╭─ Passage given
On a stroll through Springer's Point, you might just spot odd underwater orbs of light, hear voices on the sea breeze, or even catch a glimpse of a vaporous figure—all said to be manifestations of Blackbeard’s ghost, still on the hunt for his shaggy head.
7. Jack Cole Road
Surrounded by heavy woods, this unpaved road off Highway 7 near Hayden, Alabama comes rife with spooky baggage. Multiple deaths have occurred near Jack Cole Road, most caused by a cholera outbreak in 1900, but there have also been a fair share of the more violent or unexplained variety. The mummified remains of a woman were found in a cabin nearby, with some blaming her presence for the dark, mysterious happenings. Along with ghost stories, there have been occasional sightings of what appears to be a half-man, half-wolf.
If you’re feeling courageous, you will also want to visit the nearby Rickwood Caverns State Park and tour a labyrinthine, 260-million-year-old cave system.
8. Gettysburg National Military Park
The Battle of Gettysburg in July 1863 was the deadliest of the Civil War, with more than 8,000 killed among Union and Confederate forces over the course of 3 days. As a result, the battlefield and various sites in the town of Gettysburg have gained a reputation for being haunted. Ghostly gunfire and drumming, for example, are said to occur around Devil’s Den, where some of the fiercest clashes took place. Visitors to Daniel Lady Farm, where Confederate wounded and dying were tended to, report multiple ghosts, including General Richard Ewell’s.
Gettysburg is far from the only haunted site along a multistate tour of Civil War landmarks. About an hour away is Antietam in Maryland, the site of the bloodiest single day of the war, and its haunted Bloody Lane.
╰─
╭─ Extracted entries
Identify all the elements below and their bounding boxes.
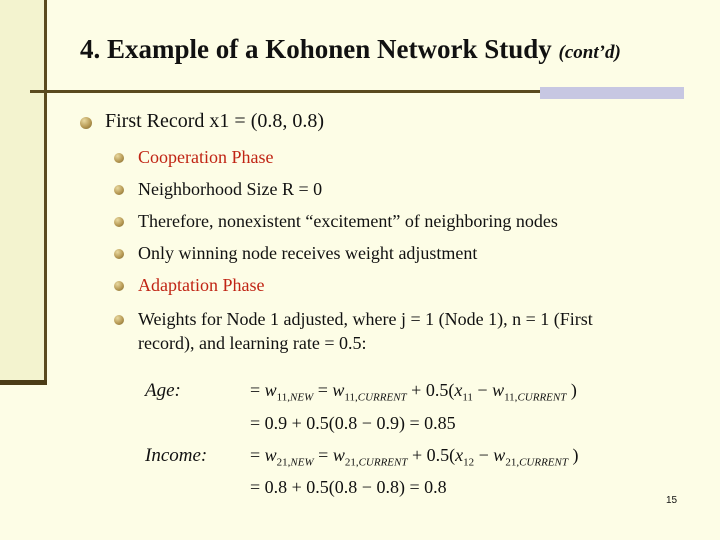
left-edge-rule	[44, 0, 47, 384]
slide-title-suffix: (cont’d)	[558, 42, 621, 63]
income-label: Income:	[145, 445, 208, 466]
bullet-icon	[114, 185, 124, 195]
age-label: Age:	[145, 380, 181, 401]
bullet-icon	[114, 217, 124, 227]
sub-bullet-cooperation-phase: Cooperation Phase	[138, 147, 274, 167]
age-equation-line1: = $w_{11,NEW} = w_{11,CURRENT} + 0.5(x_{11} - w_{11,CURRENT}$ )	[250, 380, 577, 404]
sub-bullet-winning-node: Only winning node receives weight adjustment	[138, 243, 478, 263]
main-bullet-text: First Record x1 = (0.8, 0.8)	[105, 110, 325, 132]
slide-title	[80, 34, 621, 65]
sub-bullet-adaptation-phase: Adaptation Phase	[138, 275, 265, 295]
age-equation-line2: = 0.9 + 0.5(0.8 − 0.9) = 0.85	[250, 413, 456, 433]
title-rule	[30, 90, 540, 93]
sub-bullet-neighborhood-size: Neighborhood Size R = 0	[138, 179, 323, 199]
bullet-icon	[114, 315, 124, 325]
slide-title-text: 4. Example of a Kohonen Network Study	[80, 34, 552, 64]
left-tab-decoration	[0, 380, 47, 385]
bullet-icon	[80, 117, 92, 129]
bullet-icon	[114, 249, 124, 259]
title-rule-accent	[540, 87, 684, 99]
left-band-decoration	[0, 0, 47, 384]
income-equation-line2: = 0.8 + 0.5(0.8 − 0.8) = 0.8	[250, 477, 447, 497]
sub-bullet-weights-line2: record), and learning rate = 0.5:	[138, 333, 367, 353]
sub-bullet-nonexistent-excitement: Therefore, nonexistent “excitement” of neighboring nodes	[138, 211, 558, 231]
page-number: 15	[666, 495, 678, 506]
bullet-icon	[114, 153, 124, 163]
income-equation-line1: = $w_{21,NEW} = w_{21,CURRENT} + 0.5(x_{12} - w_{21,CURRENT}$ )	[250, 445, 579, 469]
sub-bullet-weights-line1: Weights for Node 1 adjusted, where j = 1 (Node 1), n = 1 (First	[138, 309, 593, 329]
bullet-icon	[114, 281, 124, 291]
╰─
(Tasks and exercises):
• 1. In the passage on haunted places, swap "battlefield" for "battleground" and write out everything from "8. Gettysburg National" down to "haunted Bloody Lane.".
• 2. Carry the passage on haunted places forward from its final sentence with the next stretch of text.

(Responses for each task):
• 1.
8. Gettysburg National Military Park
The Battle of Gettysburg in July 1863 was the deadliest of the Civil War, with more than 8,000 killed among Union and Confederate forces over the course of 3 days. As a result, the battleground and various sites in the town of Gettysburg have gained a reputation for being haunted. Ghostly gunfire and drumming, for example, are said to occur around Devil’s Den, where some of the fiercest clashes took place. Visitors to Daniel Lady Farm, where Confederate wounded and dying were tended to, report multiple ghosts, including General Richard Ewell’s.
Gettysburg is far from the only haunted site along a multistate tour of Civil War landmarks. About an hour away is Antietam in Maryland, the site of the bloodiest single day of the war, and its haunted Bloody Lane.

• 2.
9. La Posada de Santa Fe Resort & Spa
Santa Fe, New Mexico
La Posada is different from many of the entries on this list. On the surface, it looks like a normal, non-haunted hotel, part of the Marriott brand. Its history runs deeper, though. The part of the resort known as the Staab House was built in 1882 by Abraham Staab, a merchant, and it's said that his wife Julia loved it so much that she never left, even after she died. The resort has embraced this legacy, even naming its restaurant Julia. Some guests claim to have seen and met Julia's spirit, and the house has been featured on a number of ghost-hunting shows.
Book a few nights at La Posada (which also bears a AAA Four Diamond designation), and explore the surrounding area, such as the petroglyphs and kivas of Bandelier National Monument, and the many shops and historic sites of the Turquoise Trail south of Santa Fe. Don't miss the Musical Highway on Route 333 near Tijeras, which has rumble strips arranged to play "America the Beautiful" when driven over.
10. The Grove
The Grove, a house in the town of Jefferson along Big Cypress Bayou, ranks among the best-known haunted hotspots in the Lone Star State. Built in 1861 by Frank and Minerva Stilley, the Grove’s ghostly goings-on have been documented since at least the 1880s. Along with poltergeist-style occurrences such as flickering lights, mirrors falling off walls, and wet footprints materializing in hallways, the house includes several recurring figures. They include a flickery woman—the ghost of Minerva Stilley, some speculate—as well as a shadowy man frequenting the garden.
Privately owned but open for tours, the Grove is only one reason to stop in Jefferson. The little city includes plenty of other historical architecture such as a Carnegie Library and the Old U.S. Post Office and Courts Building, and the swamplands of Big Cypress Bayou offer fantastic paddling.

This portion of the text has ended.